Prompt: Gather every line that includes the word "Input", please.

Records shown:
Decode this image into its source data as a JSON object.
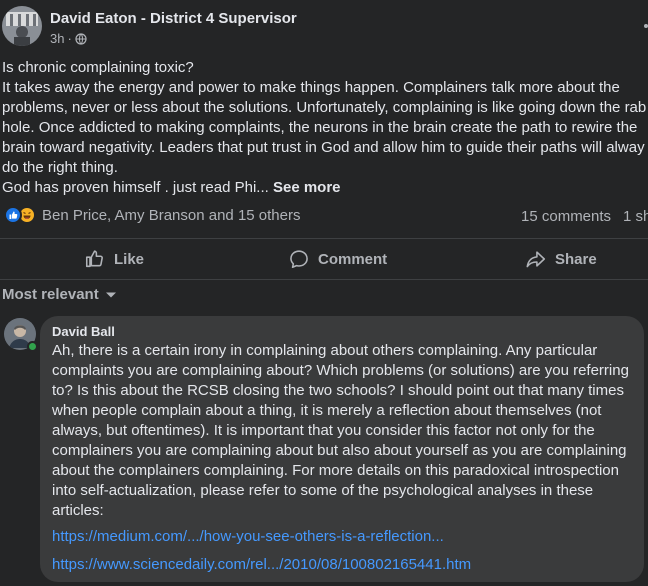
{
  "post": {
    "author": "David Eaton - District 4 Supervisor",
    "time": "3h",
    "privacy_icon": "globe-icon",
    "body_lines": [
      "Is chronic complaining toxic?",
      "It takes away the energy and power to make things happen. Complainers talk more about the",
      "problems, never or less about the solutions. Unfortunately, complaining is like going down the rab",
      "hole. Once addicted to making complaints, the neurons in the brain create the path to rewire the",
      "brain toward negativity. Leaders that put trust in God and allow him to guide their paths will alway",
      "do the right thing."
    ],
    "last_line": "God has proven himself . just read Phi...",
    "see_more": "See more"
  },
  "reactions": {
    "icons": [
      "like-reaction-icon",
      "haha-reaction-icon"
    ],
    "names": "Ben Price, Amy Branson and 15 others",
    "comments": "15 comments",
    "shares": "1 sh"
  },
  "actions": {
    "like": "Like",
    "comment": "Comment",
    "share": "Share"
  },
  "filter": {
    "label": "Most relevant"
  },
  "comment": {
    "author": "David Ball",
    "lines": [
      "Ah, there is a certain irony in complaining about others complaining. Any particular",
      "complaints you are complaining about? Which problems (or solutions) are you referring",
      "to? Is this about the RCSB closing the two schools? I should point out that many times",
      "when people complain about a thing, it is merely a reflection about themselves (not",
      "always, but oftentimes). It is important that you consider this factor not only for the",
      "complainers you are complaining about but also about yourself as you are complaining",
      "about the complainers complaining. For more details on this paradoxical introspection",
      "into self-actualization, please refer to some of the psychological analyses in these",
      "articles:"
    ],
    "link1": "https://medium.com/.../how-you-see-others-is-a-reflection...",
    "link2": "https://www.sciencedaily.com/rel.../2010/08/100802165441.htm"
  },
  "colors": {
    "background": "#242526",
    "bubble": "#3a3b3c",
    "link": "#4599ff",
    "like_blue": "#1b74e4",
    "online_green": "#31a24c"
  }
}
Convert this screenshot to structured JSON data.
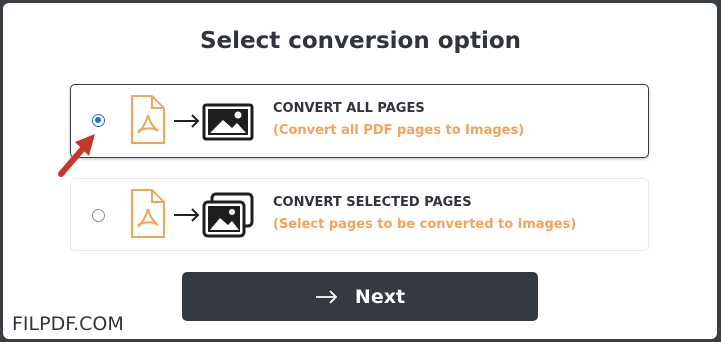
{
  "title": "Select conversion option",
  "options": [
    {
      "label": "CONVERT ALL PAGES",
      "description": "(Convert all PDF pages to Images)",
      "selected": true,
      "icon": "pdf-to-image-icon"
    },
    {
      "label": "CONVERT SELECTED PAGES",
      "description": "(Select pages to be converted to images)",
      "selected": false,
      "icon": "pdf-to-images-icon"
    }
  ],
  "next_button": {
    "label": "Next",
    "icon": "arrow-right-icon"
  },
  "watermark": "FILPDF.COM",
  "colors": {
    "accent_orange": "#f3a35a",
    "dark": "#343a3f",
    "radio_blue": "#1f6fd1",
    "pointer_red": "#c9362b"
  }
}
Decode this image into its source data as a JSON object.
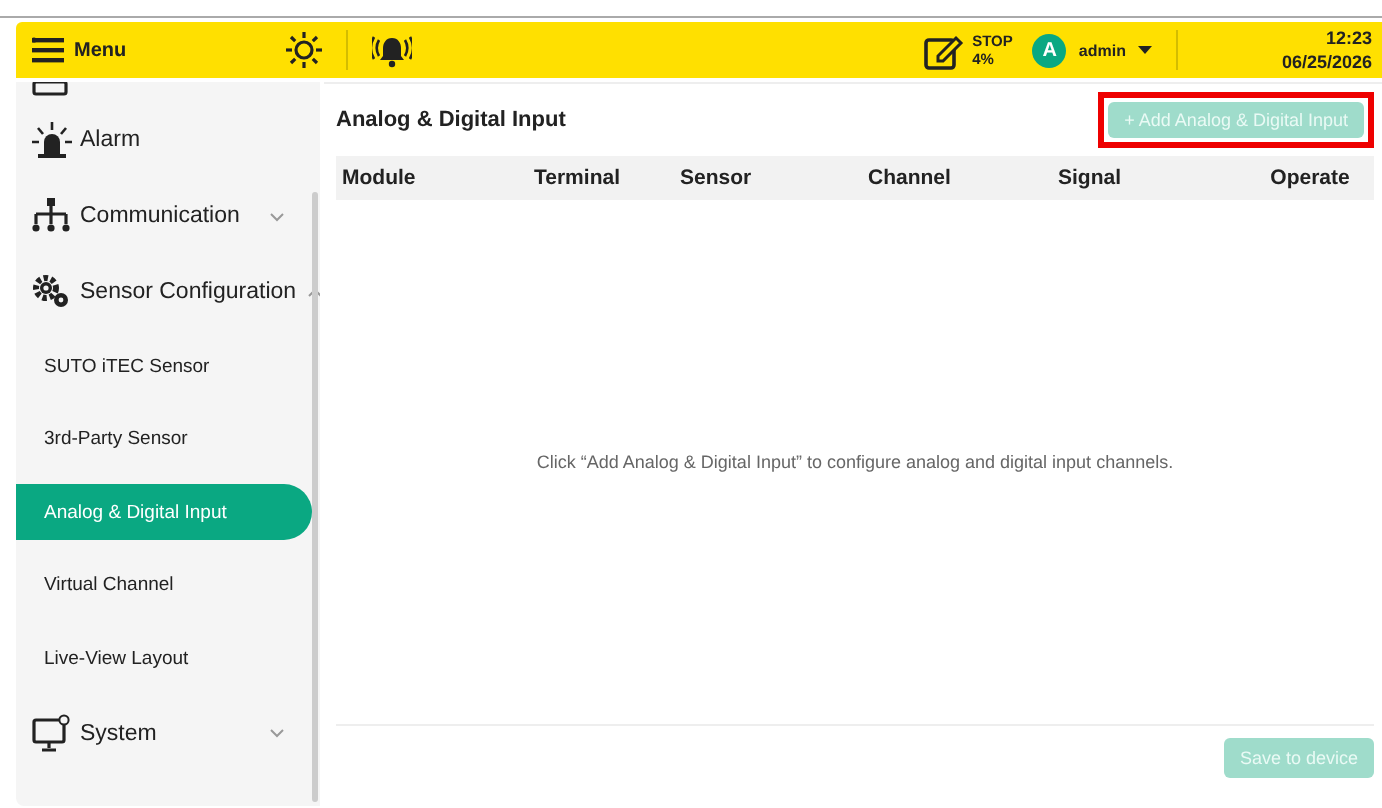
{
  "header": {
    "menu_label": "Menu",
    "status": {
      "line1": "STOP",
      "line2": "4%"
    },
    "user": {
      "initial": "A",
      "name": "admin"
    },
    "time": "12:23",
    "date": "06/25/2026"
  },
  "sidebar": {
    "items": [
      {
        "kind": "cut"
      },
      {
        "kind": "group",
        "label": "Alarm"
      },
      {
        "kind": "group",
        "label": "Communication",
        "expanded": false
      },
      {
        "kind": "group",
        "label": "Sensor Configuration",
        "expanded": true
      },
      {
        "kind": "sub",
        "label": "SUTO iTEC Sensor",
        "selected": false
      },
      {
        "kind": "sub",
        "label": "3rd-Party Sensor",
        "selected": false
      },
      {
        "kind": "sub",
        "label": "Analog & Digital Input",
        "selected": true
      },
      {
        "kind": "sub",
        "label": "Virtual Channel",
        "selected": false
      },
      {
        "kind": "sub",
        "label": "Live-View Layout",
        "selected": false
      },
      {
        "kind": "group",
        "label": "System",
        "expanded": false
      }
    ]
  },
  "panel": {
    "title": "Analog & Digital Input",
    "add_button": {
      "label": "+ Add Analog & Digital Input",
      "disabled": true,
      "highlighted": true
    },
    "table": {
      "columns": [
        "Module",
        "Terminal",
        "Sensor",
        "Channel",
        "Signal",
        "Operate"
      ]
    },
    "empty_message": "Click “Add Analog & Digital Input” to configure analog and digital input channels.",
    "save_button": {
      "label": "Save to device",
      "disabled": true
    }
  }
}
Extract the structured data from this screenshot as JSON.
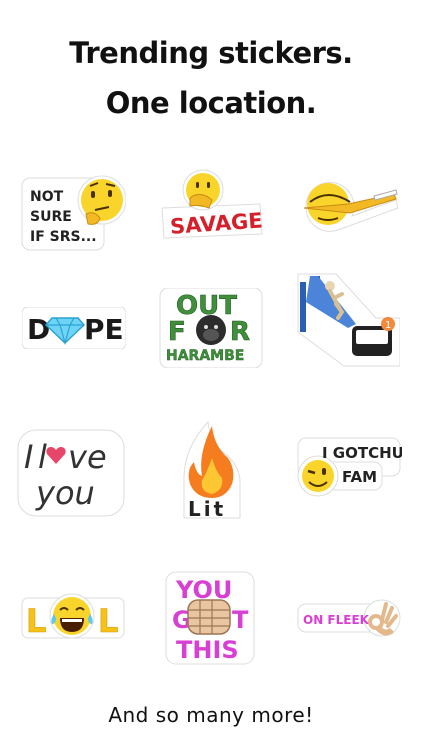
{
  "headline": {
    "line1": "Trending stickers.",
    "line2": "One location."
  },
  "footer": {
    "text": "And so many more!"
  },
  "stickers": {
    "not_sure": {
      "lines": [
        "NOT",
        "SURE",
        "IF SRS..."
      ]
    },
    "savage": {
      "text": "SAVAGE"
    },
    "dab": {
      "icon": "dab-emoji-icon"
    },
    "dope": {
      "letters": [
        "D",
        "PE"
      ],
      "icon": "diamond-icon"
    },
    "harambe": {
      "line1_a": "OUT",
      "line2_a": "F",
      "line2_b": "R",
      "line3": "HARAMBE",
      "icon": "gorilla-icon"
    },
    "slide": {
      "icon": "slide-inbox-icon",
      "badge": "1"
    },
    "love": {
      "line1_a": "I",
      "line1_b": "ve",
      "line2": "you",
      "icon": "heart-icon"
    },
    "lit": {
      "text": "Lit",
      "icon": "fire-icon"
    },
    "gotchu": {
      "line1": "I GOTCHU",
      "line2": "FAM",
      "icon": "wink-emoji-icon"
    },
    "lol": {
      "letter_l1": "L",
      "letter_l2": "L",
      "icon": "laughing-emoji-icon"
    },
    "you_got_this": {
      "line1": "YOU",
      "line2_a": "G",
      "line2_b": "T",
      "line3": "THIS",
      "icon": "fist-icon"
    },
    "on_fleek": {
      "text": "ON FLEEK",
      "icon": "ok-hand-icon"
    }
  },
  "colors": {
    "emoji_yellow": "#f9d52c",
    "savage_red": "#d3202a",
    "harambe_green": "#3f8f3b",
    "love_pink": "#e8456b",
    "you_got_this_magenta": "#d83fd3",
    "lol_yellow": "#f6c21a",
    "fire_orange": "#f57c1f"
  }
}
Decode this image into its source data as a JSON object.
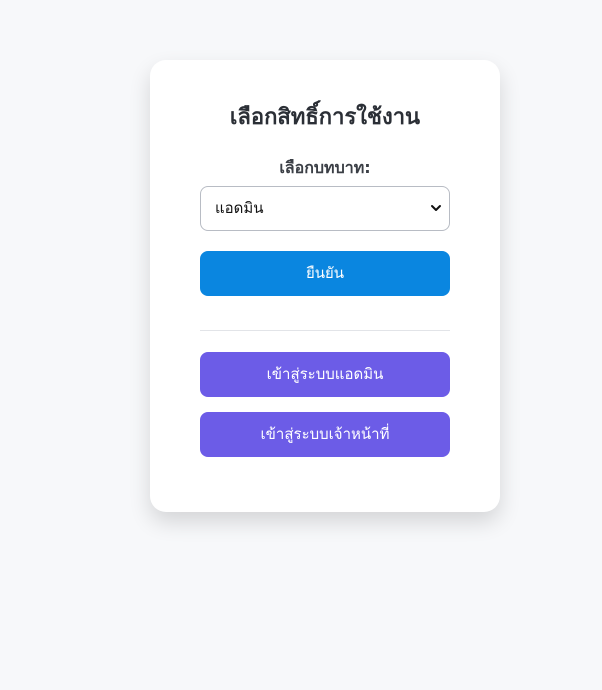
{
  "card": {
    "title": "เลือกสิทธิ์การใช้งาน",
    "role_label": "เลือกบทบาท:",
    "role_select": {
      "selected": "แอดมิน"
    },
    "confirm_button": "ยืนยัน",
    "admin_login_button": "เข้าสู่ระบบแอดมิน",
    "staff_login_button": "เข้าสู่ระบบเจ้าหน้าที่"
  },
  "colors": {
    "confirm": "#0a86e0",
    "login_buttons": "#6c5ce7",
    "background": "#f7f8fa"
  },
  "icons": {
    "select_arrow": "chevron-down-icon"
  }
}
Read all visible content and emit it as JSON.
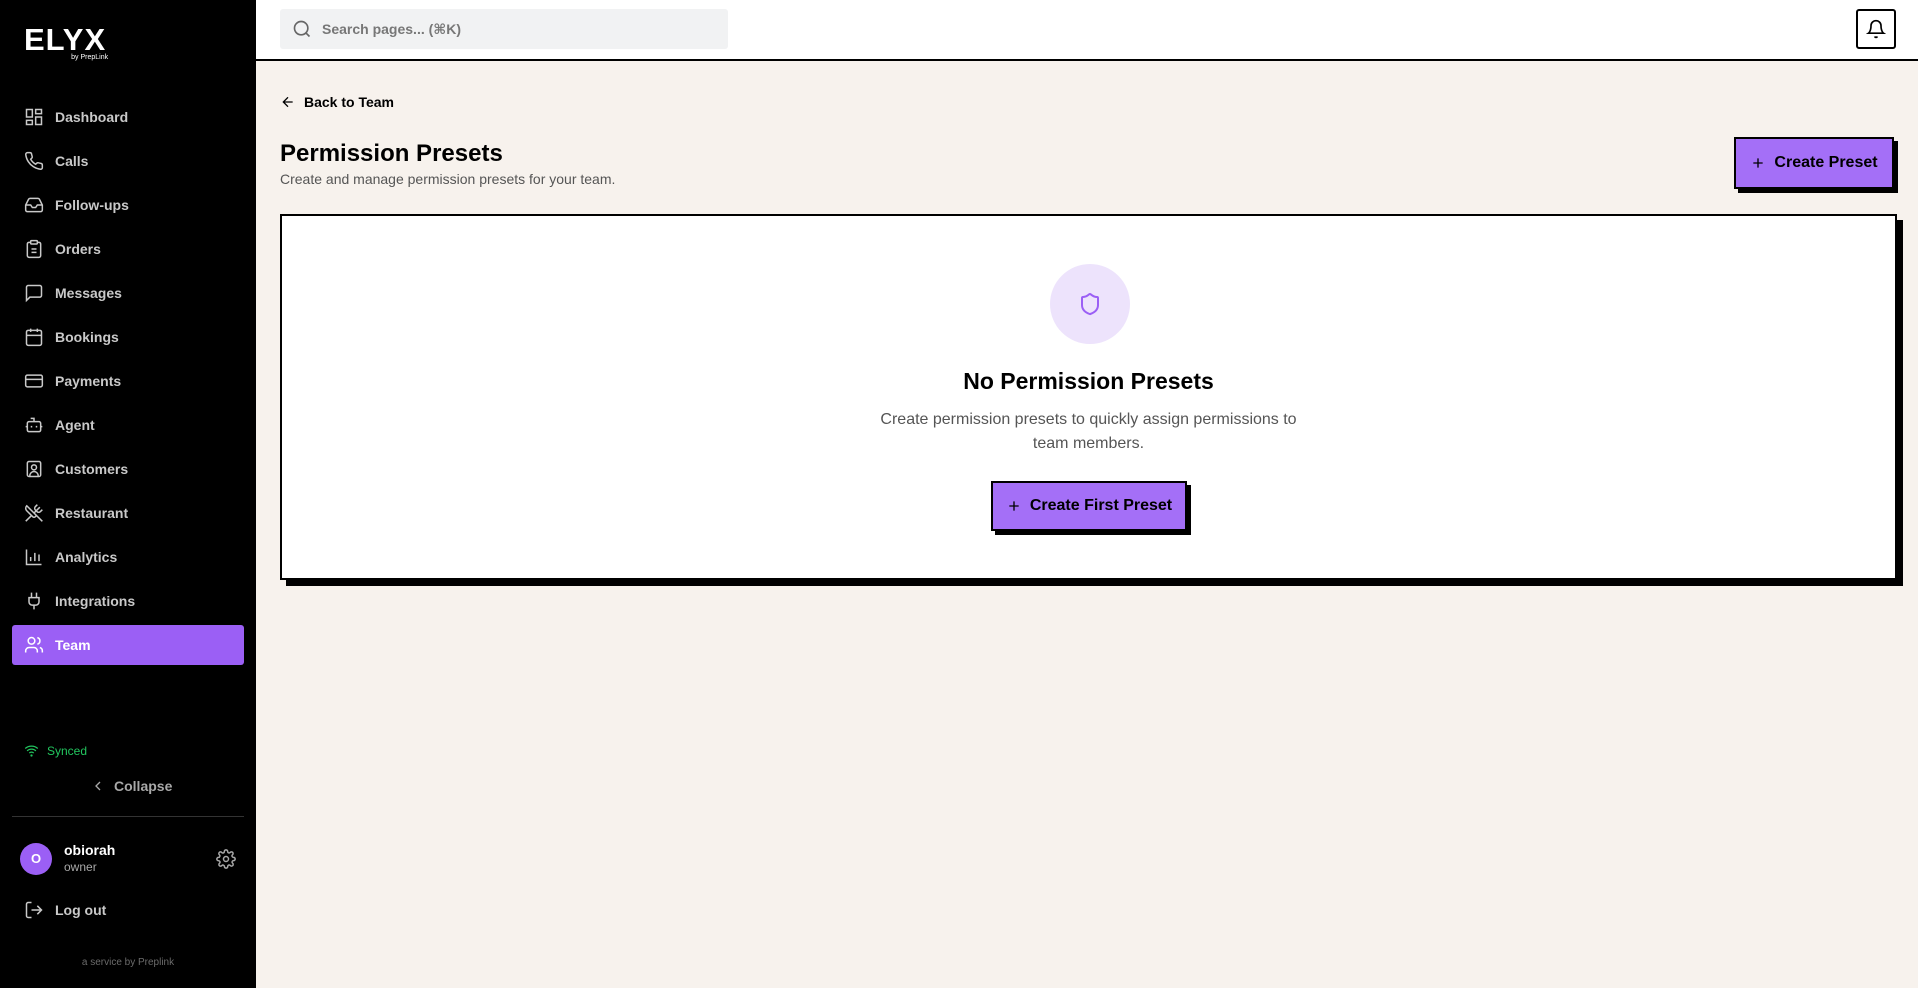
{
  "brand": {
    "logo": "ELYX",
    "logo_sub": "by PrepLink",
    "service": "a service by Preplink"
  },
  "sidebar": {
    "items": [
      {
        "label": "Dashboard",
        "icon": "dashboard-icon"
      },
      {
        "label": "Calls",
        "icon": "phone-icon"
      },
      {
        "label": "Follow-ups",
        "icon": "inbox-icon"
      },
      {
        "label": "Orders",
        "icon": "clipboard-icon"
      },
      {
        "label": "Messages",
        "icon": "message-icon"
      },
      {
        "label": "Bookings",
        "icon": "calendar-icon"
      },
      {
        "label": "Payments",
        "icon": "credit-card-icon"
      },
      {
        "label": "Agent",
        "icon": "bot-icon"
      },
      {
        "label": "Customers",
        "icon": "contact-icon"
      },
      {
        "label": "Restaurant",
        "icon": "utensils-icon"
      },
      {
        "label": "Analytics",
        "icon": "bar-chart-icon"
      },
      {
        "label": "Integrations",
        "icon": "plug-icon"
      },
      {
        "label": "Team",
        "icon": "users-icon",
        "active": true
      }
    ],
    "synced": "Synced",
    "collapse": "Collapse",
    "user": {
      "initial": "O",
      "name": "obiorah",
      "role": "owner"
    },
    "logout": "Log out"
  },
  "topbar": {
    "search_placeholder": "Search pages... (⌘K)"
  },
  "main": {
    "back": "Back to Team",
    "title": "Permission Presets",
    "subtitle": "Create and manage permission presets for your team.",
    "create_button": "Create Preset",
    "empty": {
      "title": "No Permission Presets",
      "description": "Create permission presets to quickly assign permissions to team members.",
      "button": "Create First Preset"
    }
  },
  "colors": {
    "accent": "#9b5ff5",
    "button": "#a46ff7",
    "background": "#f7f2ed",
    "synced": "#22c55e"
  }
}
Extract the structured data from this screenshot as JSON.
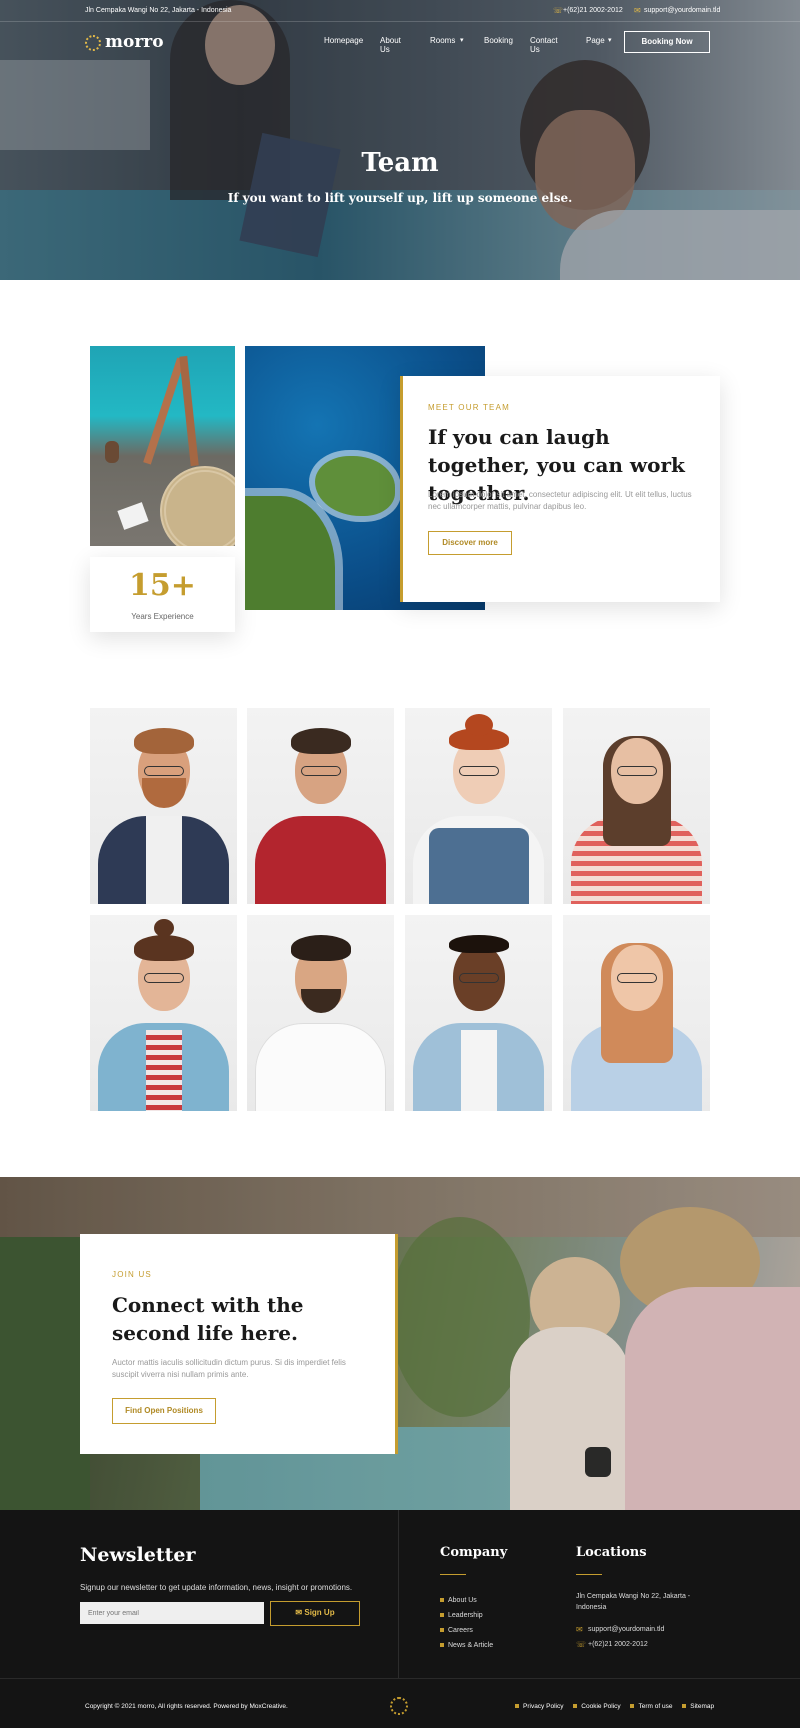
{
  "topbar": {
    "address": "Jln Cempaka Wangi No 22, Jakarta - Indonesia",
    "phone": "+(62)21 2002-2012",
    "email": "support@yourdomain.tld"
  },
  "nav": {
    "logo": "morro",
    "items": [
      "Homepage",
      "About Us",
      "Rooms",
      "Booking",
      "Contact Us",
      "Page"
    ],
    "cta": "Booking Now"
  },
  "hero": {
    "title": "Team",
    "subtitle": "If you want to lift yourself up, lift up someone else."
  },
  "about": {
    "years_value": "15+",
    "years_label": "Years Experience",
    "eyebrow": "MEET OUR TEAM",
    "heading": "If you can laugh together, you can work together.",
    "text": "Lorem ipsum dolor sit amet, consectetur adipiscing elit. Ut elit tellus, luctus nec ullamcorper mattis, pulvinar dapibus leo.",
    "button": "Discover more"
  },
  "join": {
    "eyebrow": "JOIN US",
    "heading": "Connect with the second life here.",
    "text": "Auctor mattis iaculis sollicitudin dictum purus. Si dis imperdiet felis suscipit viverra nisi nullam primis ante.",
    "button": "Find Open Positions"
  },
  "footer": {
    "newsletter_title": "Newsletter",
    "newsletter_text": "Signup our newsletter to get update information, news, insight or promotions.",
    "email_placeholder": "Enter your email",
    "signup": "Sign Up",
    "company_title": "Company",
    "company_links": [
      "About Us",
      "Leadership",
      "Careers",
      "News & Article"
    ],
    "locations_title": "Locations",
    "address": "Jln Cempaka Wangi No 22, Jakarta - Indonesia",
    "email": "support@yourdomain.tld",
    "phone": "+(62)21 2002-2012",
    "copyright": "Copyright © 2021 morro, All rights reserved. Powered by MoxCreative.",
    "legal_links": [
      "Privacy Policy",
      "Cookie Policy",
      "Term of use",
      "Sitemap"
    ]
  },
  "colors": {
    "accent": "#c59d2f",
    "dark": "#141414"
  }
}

Problem solution:
        "label": "Analog & Digital Input",
    "title": "Analog & Digital Input",
      "label": "+ Add Analog & Digital Input",
    "empty_message": "Click “Add Analog & Digital Input” to configure analog and digital input channels.",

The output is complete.